## Exercise description
Write out every one of the rows below word for word, with nothing changed, added or left out.
------------------------
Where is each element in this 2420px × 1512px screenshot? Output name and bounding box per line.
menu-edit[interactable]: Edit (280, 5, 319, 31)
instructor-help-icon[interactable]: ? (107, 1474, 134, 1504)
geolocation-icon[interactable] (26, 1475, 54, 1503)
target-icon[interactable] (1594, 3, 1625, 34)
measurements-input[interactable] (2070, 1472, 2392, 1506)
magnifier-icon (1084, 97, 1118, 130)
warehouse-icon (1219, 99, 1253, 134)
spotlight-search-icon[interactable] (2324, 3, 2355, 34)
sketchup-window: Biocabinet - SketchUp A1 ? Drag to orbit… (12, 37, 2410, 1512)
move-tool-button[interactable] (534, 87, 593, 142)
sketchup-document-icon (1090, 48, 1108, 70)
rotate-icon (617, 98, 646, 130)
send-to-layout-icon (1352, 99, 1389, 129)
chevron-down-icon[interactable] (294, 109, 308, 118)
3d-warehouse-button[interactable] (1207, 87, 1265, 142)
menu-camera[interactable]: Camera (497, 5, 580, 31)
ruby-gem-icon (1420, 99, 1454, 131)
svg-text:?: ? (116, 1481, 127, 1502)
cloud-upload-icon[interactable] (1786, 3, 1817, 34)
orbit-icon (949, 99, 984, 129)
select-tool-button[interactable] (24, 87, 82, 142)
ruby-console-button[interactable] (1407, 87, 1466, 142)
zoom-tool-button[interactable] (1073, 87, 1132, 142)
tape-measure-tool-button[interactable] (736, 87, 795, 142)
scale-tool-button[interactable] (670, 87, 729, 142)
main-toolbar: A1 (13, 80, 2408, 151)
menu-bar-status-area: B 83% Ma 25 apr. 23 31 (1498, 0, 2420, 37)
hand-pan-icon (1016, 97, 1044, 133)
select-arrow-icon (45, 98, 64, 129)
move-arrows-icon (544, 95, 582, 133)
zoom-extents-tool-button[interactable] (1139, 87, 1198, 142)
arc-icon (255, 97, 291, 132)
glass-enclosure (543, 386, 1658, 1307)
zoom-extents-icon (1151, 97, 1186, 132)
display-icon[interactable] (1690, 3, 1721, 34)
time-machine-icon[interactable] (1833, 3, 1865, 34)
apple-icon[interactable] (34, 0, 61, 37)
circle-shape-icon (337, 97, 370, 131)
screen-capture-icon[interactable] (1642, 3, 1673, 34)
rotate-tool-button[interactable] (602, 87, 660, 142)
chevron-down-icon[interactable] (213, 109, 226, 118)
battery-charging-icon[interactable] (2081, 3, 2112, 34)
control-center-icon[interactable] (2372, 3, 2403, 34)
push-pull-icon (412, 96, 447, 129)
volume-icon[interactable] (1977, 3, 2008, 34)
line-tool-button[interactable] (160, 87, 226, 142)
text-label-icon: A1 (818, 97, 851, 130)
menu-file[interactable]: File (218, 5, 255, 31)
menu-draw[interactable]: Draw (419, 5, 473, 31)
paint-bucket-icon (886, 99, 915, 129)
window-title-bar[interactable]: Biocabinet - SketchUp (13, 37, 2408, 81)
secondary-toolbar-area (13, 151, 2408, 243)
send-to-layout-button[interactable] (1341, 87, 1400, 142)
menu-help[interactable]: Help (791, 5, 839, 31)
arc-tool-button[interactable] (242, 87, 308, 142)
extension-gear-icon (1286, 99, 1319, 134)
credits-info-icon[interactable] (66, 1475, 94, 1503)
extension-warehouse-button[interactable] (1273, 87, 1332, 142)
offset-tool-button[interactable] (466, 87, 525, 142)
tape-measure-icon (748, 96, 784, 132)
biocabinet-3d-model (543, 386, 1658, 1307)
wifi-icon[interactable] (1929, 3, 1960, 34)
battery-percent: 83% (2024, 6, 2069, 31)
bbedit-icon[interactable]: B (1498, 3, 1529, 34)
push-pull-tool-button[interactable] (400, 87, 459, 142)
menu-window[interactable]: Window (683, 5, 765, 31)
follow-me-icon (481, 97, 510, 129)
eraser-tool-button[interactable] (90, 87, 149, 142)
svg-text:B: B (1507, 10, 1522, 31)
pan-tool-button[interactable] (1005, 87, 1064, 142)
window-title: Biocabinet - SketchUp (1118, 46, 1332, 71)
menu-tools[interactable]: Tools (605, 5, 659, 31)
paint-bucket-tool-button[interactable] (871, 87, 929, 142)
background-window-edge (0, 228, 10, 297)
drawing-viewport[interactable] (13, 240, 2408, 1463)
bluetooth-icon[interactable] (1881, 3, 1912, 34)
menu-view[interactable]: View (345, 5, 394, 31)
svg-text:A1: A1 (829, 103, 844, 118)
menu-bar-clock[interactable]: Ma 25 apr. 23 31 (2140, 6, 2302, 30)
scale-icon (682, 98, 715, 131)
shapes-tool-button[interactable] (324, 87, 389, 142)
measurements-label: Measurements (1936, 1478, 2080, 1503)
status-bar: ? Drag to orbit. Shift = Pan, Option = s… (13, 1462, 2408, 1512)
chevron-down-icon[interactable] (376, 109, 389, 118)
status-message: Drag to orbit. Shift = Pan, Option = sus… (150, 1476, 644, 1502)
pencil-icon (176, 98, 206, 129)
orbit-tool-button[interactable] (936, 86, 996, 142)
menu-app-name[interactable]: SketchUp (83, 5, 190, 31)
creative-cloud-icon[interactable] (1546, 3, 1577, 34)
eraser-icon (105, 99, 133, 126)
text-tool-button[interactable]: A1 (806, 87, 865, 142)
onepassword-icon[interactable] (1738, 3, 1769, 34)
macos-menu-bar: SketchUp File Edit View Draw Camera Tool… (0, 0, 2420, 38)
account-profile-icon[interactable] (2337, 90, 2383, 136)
------------------------
## Reply
Where is each element in this 2420px × 1512px screenshot? Output name and bounding box per line.
menu-edit[interactable]: Edit (280, 5, 319, 31)
instructor-help-icon[interactable]: ? (107, 1474, 134, 1504)
geolocation-icon[interactable] (26, 1475, 54, 1503)
target-icon[interactable] (1594, 3, 1625, 34)
measurements-input[interactable] (2070, 1472, 2392, 1506)
magnifier-icon (1084, 97, 1118, 130)
warehouse-icon (1219, 99, 1253, 134)
spotlight-search-icon[interactable] (2324, 3, 2355, 34)
sketchup-window: Biocabinet - SketchUp A1 ? Drag to orbit… (12, 37, 2410, 1512)
move-tool-button[interactable] (534, 87, 593, 142)
sketchup-document-icon (1090, 48, 1108, 70)
rotate-icon (617, 98, 646, 130)
send-to-layout-icon (1352, 99, 1389, 129)
chevron-down-icon[interactable] (294, 109, 308, 118)
3d-warehouse-button[interactable] (1207, 87, 1265, 142)
menu-camera[interactable]: Camera (497, 5, 580, 31)
ruby-gem-icon (1420, 99, 1454, 131)
svg-text:?: ? (116, 1481, 127, 1502)
cloud-upload-icon[interactable] (1786, 3, 1817, 34)
orbit-icon (949, 99, 984, 129)
select-tool-button[interactable] (24, 87, 82, 142)
ruby-console-button[interactable] (1407, 87, 1466, 142)
zoom-tool-button[interactable] (1073, 87, 1132, 142)
tape-measure-tool-button[interactable] (736, 87, 795, 142)
scale-tool-button[interactable] (670, 87, 729, 142)
main-toolbar: A1 (13, 80, 2408, 151)
menu-bar-status-area: B 83% Ma 25 apr. 23 31 (1498, 0, 2420, 37)
hand-pan-icon (1016, 97, 1044, 133)
select-arrow-icon (45, 98, 64, 129)
move-arrows-icon (544, 95, 582, 133)
zoom-extents-tool-button[interactable] (1139, 87, 1198, 142)
arc-icon (255, 97, 291, 132)
glass-enclosure (543, 386, 1658, 1307)
zoom-extents-icon (1151, 97, 1186, 132)
display-icon[interactable] (1690, 3, 1721, 34)
time-machine-icon[interactable] (1833, 3, 1865, 34)
apple-icon[interactable] (34, 0, 61, 37)
circle-shape-icon (337, 97, 370, 131)
screen-capture-icon[interactable] (1642, 3, 1673, 34)
rotate-tool-button[interactable] (602, 87, 660, 142)
chevron-down-icon[interactable] (213, 109, 226, 118)
battery-charging-icon[interactable] (2081, 3, 2112, 34)
control-center-icon[interactable] (2372, 3, 2403, 34)
push-pull-icon (412, 96, 447, 129)
volume-icon[interactable] (1977, 3, 2008, 34)
line-tool-button[interactable] (160, 87, 226, 142)
text-label-icon: A1 (818, 97, 851, 130)
menu-file[interactable]: File (218, 5, 255, 31)
menu-draw[interactable]: Draw (419, 5, 473, 31)
paint-bucket-icon (886, 99, 915, 129)
window-title-bar[interactable]: Biocabinet - SketchUp (13, 37, 2408, 81)
secondary-toolbar-area (13, 151, 2408, 243)
send-to-layout-button[interactable] (1341, 87, 1400, 142)
menu-help[interactable]: Help (791, 5, 839, 31)
arc-tool-button[interactable] (242, 87, 308, 142)
extension-gear-icon (1286, 99, 1319, 134)
credits-info-icon[interactable] (66, 1475, 94, 1503)
extension-warehouse-button[interactable] (1273, 87, 1332, 142)
offset-tool-button[interactable] (466, 87, 525, 142)
tape-measure-icon (748, 96, 784, 132)
biocabinet-3d-model (543, 386, 1658, 1307)
wifi-icon[interactable] (1929, 3, 1960, 34)
battery-percent: 83% (2024, 6, 2069, 31)
bbedit-icon[interactable]: B (1498, 3, 1529, 34)
push-pull-tool-button[interactable] (400, 87, 459, 142)
menu-window[interactable]: Window (683, 5, 765, 31)
follow-me-icon (481, 97, 510, 129)
eraser-tool-button[interactable] (90, 87, 149, 142)
svg-text:B: B (1507, 10, 1522, 31)
pan-tool-button[interactable] (1005, 87, 1064, 142)
window-title: Biocabinet - SketchUp (1118, 46, 1332, 71)
menu-tools[interactable]: Tools (605, 5, 659, 31)
paint-bucket-tool-button[interactable] (871, 87, 929, 142)
background-window-edge (0, 228, 10, 297)
drawing-viewport[interactable] (13, 240, 2408, 1463)
bluetooth-icon[interactable] (1881, 3, 1912, 34)
menu-view[interactable]: View (345, 5, 394, 31)
svg-text:A1: A1 (829, 103, 844, 118)
menu-bar-clock[interactable]: Ma 25 apr. 23 31 (2140, 6, 2302, 30)
scale-icon (682, 98, 715, 131)
shapes-tool-button[interactable] (324, 87, 389, 142)
measurements-label: Measurements (1936, 1478, 2080, 1503)
status-bar: ? Drag to orbit. Shift = Pan, Option = s… (13, 1462, 2408, 1512)
chevron-down-icon[interactable] (376, 109, 389, 118)
status-message: Drag to orbit. Shift = Pan, Option = sus… (150, 1476, 644, 1502)
pencil-icon (176, 98, 206, 129)
orbit-tool-button[interactable] (936, 86, 996, 142)
menu-app-name[interactable]: SketchUp (83, 5, 190, 31)
creative-cloud-icon[interactable] (1546, 3, 1577, 34)
eraser-icon (105, 99, 133, 126)
text-tool-button[interactable]: A1 (806, 87, 865, 142)
onepassword-icon[interactable] (1738, 3, 1769, 34)
macos-menu-bar: SketchUp File Edit View Draw Camera Tool… (0, 0, 2420, 38)
account-profile-icon[interactable] (2337, 90, 2383, 136)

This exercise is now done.